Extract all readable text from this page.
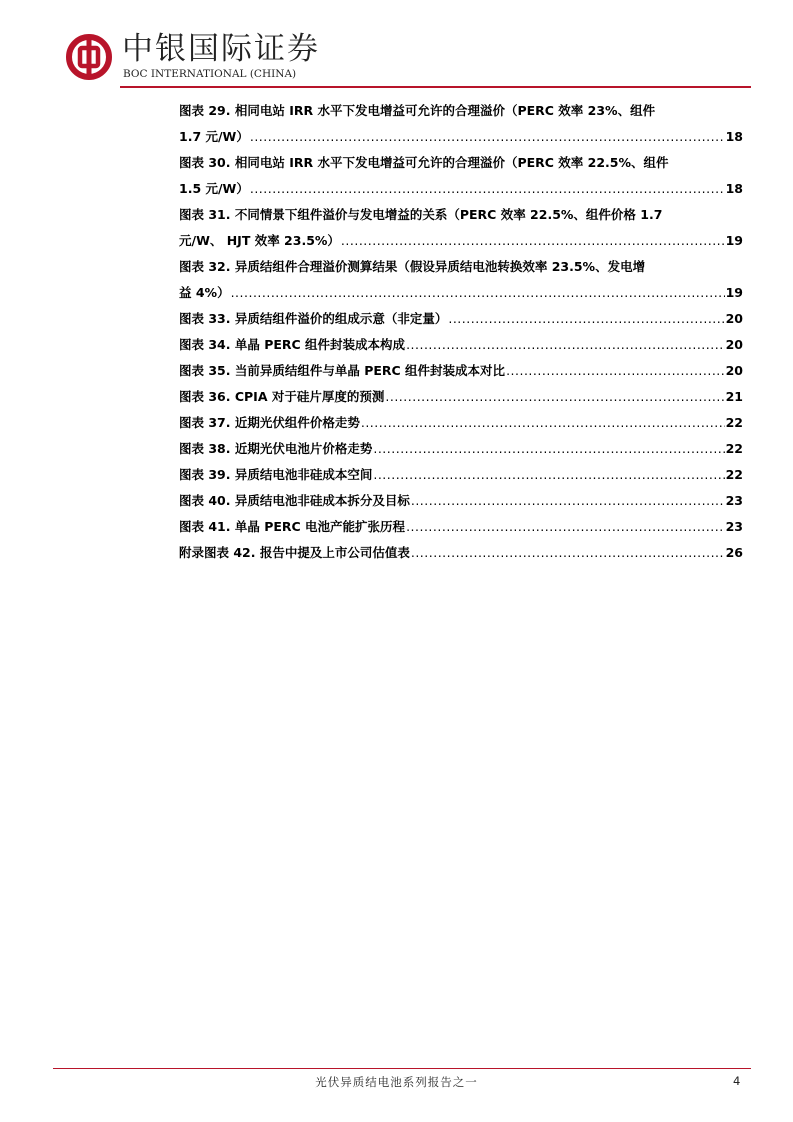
中银国际证券
BOC INTERNATIONAL (CHINA)
图表 29. 相同电站 IRR 水平下发电增益可允许的合理溢价（PERC 效率 23%、组件
1.7 元/W） .....	18
图表 30. 相同电站 IRR 水平下发电增益可允许的合理溢价（PERC 效率 22.5%、组件
1.5 元/W） .....	18
图表 31. 不同情景下组件溢价与发电增益的关系（PERC 效率 22.5%、组件价格 1.7
元/W、 HJT 效率 23.5%） .....	19
图表 32. 异质结组件合理溢价测算结果（假设异质结电池转换效率 23.5%、发电增
益 4%） .....	19
图表 33. 异质结组件溢价的组成示意（非定量） .....	20
图表 34. 单晶 PERC 组件封装成本构成 .....	20
图表 35. 当前异质结组件与单晶 PERC 组件封装成本对比 .....	20
图表 36. CPIA 对于硅片厚度的预测 .....	21
图表 37. 近期光伏组件价格走势 .....	22
图表 38. 近期光伏电池片价格走势 .....	22
图表 39. 异质结电池非硅成本空间 .....	22
图表 40. 异质结电池非硅成本拆分及目标 .....	23
图表 41. 单晶 PERC 电池产能扩张历程 .....	23
附录图表 42. 报告中提及上市公司估值表 .....	26
光伏异质结电池系列报告之一	4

_ _ _ _

To be done
Scan the listing above for the word "相同电站" and copy every line that holds it.

Written response
图表 29. 相同电站 IRR 水平下发电增益可允许的合理溢价（PERC 效率 23%、组件
图表 30. 相同电站 IRR 水平下发电增益可允许的合理溢价（PERC 效率 22.5%、组件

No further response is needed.